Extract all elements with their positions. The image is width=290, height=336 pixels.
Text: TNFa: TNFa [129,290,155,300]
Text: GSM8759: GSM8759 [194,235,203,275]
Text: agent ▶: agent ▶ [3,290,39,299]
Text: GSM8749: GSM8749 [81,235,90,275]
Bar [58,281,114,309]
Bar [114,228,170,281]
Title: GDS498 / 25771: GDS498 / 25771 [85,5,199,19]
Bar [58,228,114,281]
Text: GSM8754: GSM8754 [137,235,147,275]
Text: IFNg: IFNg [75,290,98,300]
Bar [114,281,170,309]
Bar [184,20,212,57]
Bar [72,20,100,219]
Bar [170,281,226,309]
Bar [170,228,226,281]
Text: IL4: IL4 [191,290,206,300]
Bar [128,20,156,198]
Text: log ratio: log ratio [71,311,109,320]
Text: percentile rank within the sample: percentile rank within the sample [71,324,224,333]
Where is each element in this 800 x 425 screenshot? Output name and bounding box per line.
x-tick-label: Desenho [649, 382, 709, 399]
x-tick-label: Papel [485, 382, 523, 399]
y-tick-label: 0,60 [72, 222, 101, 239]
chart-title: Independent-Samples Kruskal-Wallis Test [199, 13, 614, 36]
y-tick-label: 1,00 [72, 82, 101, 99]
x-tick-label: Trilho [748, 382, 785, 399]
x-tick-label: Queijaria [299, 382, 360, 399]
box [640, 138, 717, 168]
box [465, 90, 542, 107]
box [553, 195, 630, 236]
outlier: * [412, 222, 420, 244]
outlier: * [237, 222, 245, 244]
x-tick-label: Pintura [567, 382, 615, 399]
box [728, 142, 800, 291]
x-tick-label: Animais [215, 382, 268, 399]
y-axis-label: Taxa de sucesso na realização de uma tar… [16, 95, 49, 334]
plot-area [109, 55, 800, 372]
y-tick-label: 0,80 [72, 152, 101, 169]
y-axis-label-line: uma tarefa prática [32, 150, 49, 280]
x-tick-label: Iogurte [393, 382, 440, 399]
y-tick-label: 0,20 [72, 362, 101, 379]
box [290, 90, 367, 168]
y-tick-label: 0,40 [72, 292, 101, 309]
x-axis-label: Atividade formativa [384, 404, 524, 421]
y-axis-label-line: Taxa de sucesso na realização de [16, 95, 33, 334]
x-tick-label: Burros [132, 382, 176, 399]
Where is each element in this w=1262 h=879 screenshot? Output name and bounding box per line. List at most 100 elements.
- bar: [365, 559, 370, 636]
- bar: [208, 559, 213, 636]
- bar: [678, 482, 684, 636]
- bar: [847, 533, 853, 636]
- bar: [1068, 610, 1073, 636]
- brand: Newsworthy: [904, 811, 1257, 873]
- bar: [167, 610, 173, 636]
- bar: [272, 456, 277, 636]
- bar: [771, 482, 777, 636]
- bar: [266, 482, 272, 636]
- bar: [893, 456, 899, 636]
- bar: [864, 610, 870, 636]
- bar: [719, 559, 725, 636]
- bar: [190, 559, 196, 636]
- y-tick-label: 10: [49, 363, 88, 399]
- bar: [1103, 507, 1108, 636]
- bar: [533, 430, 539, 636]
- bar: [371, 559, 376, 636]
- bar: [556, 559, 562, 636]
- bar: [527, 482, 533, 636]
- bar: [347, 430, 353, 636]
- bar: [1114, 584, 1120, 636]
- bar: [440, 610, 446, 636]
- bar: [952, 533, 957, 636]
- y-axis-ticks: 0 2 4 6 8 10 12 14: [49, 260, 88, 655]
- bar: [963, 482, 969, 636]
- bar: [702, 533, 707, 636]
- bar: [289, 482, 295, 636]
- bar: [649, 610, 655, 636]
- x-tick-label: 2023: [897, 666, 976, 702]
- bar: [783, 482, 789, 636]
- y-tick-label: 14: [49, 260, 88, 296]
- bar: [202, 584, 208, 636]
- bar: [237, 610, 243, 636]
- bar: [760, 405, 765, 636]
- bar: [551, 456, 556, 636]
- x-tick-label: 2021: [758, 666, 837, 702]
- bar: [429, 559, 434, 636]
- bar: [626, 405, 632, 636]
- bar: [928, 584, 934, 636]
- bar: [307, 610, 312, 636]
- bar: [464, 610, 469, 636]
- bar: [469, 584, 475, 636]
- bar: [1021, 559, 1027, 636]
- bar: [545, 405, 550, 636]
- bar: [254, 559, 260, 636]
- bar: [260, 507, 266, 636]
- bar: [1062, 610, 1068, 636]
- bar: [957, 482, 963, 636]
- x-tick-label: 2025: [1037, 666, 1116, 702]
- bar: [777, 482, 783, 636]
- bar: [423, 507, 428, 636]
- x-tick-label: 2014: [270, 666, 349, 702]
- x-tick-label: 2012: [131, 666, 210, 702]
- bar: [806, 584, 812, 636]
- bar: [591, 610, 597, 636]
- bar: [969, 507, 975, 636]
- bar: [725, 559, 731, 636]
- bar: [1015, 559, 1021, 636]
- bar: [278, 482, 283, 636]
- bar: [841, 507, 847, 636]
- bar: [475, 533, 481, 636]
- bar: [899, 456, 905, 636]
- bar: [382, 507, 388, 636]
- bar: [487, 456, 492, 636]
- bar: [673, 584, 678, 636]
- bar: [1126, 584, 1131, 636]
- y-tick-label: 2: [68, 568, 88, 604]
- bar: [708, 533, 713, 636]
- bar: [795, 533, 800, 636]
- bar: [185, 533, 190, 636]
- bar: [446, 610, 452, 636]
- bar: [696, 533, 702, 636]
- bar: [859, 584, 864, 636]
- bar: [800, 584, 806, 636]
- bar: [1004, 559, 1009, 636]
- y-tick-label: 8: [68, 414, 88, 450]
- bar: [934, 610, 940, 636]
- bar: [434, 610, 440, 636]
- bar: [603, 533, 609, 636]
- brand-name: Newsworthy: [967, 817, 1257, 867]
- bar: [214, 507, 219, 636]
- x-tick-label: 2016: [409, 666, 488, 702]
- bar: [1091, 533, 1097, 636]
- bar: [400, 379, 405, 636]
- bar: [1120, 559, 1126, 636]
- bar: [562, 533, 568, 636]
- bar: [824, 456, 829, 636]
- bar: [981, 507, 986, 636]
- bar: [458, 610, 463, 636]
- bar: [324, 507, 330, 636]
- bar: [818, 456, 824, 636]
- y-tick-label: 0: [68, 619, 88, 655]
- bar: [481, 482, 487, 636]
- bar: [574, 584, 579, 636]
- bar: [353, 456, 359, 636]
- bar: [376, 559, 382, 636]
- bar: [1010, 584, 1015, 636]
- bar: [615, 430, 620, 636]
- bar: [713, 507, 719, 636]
+++
— What is required —
Rewrite all the items above, replacing each occurrence of "x-tick-label" with "x-axis-tick" and keeping every other character unchanged.

— Expected answer —
Extract all elements with their positions. The image is width=290, height=336 pixels.
Text: TNFa: TNFa [129,290,155,300]
Text: GSM8759: GSM8759 [194,235,203,275]
Text: agent ▶: agent ▶ [3,290,39,299]
Text: GSM8749: GSM8749 [81,235,90,275]
Bar [58,281,114,309]
Bar [114,228,170,281]
Title: GDS498 / 25771: GDS498 / 25771 [85,5,199,19]
Bar [58,228,114,281]
Text: GSM8754: GSM8754 [137,235,147,275]
Text: IFNg: IFNg [75,290,98,300]
Bar [114,281,170,309]
Bar [184,20,212,57]
Bar [72,20,100,219]
Bar [170,281,226,309]
Bar [170,228,226,281]
Text: IL4: IL4 [191,290,206,300]
Bar [128,20,156,198]
Text: log ratio: log ratio [71,311,109,320]
Text: percentile rank within the sample: percentile rank within the sample [71,324,224,333]
Where is each element in this 800 x 425 screenshot? Output name and bounding box per line.
x-axis-tick: Desenho [649, 382, 709, 399]
x-axis-tick: Papel [485, 382, 523, 399]
y-tick-label: 0,60 [72, 222, 101, 239]
chart-title: Independent-Samples Kruskal-Wallis Test [199, 13, 614, 36]
y-tick-label: 1,00 [72, 82, 101, 99]
x-axis-tick: Trilho [748, 382, 785, 399]
x-axis-tick: Queijaria [299, 382, 360, 399]
box [640, 138, 717, 168]
box [465, 90, 542, 107]
box [553, 195, 630, 236]
outlier: * [412, 222, 420, 244]
outlier: * [237, 222, 245, 244]
x-axis-tick: Pintura [567, 382, 615, 399]
box [728, 142, 800, 291]
x-axis-tick: Animais [215, 382, 268, 399]
y-axis-label: Taxa de sucesso na realização de uma tar… [16, 95, 49, 334]
plot-area [109, 55, 800, 372]
y-tick-label: 0,80 [72, 152, 101, 169]
y-axis-label-line: uma tarefa prática [32, 150, 49, 280]
x-axis-tick: Iogurte [393, 382, 440, 399]
y-tick-label: 0,20 [72, 362, 101, 379]
box [290, 90, 367, 168]
y-tick-label: 0,40 [72, 292, 101, 309]
x-axis-label: Atividade formativa [384, 404, 524, 421]
y-axis-label-line: Taxa de sucesso na realização de [16, 95, 33, 334]
x-axis-tick: Burros [132, 382, 176, 399]
Where is each element in this w=1262 h=879 screenshot? Output name and bounding box per line. List at most 100 elements.
- bar: [365, 559, 370, 636]
- bar: [208, 559, 213, 636]
- bar: [678, 482, 684, 636]
- bar: [847, 533, 853, 636]
- bar: [1068, 610, 1073, 636]
- brand: Newsworthy: [904, 811, 1257, 873]
- bar: [167, 610, 173, 636]
- bar: [272, 456, 277, 636]
- bar: [771, 482, 777, 636]
- bar: [266, 482, 272, 636]
- bar: [893, 456, 899, 636]
- bar: [864, 610, 870, 636]
- bar: [719, 559, 725, 636]
- bar: [190, 559, 196, 636]
- y-tick-label: 10: [49, 363, 88, 399]
- bar: [1103, 507, 1108, 636]
- bar: [533, 430, 539, 636]
- bar: [371, 559, 376, 636]
- bar: [556, 559, 562, 636]
- bar: [527, 482, 533, 636]
- bar: [347, 430, 353, 636]
- bar: [1114, 584, 1120, 636]
- bar: [440, 610, 446, 636]
- bar: [952, 533, 957, 636]
- y-axis-ticks: 0 2 4 6 8 10 12 14: [49, 260, 88, 655]
- bar: [963, 482, 969, 636]
- bar: [702, 533, 707, 636]
- bar: [289, 482, 295, 636]
- bar: [649, 610, 655, 636]
- x-axis-tick: 2023: [897, 666, 976, 702]
- bar: [783, 482, 789, 636]
- y-tick-label: 14: [49, 260, 88, 296]
- bar: [202, 584, 208, 636]
- bar: [237, 610, 243, 636]
- bar: [760, 405, 765, 636]
- bar: [551, 456, 556, 636]
- x-axis-tick: 2021: [758, 666, 837, 702]
- bar: [429, 559, 434, 636]
- bar: [626, 405, 632, 636]
- bar: [928, 584, 934, 636]
- bar: [307, 610, 312, 636]
- bar: [464, 610, 469, 636]
- bar: [469, 584, 475, 636]
- bar: [1021, 559, 1027, 636]
- bar: [545, 405, 550, 636]
- bar: [254, 559, 260, 636]
- bar: [260, 507, 266, 636]
- bar: [1062, 610, 1068, 636]
- bar: [957, 482, 963, 636]
- x-axis-tick: 2025: [1037, 666, 1116, 702]
- bar: [777, 482, 783, 636]
- bar: [423, 507, 428, 636]
- x-axis-tick: 2014: [270, 666, 349, 702]
- x-axis-tick: 2012: [131, 666, 210, 702]
- bar: [806, 584, 812, 636]
- bar: [591, 610, 597, 636]
- bar: [969, 507, 975, 636]
- bar: [725, 559, 731, 636]
- bar: [1015, 559, 1021, 636]
- bar: [278, 482, 283, 636]
- bar: [841, 507, 847, 636]
- bar: [475, 533, 481, 636]
- bar: [899, 456, 905, 636]
- bar: [382, 507, 388, 636]
- bar: [487, 456, 492, 636]
- bar: [673, 584, 678, 636]
- bar: [1126, 584, 1131, 636]
- y-tick-label: 2: [68, 568, 88, 604]
- bar: [708, 533, 713, 636]
- bar: [795, 533, 800, 636]
- bar: [185, 533, 190, 636]
- bar: [446, 610, 452, 636]
- bar: [696, 533, 702, 636]
- bar: [859, 584, 864, 636]
- bar: [800, 584, 806, 636]
- bar: [1004, 559, 1009, 636]
- y-tick-label: 8: [68, 414, 88, 450]
- bar: [934, 610, 940, 636]
- bar: [434, 610, 440, 636]
- bar: [603, 533, 609, 636]
- brand-name: Newsworthy: [967, 817, 1257, 867]
- bar: [214, 507, 219, 636]
- x-axis-tick: 2016: [409, 666, 488, 702]
- bar: [1091, 533, 1097, 636]
- bar: [400, 379, 405, 636]
- bar: [1120, 559, 1126, 636]
- bar: [562, 533, 568, 636]
- bar: [824, 456, 829, 636]
- bar: [981, 507, 986, 636]
- bar: [458, 610, 463, 636]
- bar: [324, 507, 330, 636]
- bar: [818, 456, 824, 636]
- y-tick-label: 0: [68, 619, 88, 655]
- bar: [481, 482, 487, 636]
- bar: [574, 584, 579, 636]
- bar: [353, 456, 359, 636]
- bar: [376, 559, 382, 636]
- bar: [1010, 584, 1015, 636]
- bar: [615, 430, 620, 636]
- bar: [713, 507, 719, 636]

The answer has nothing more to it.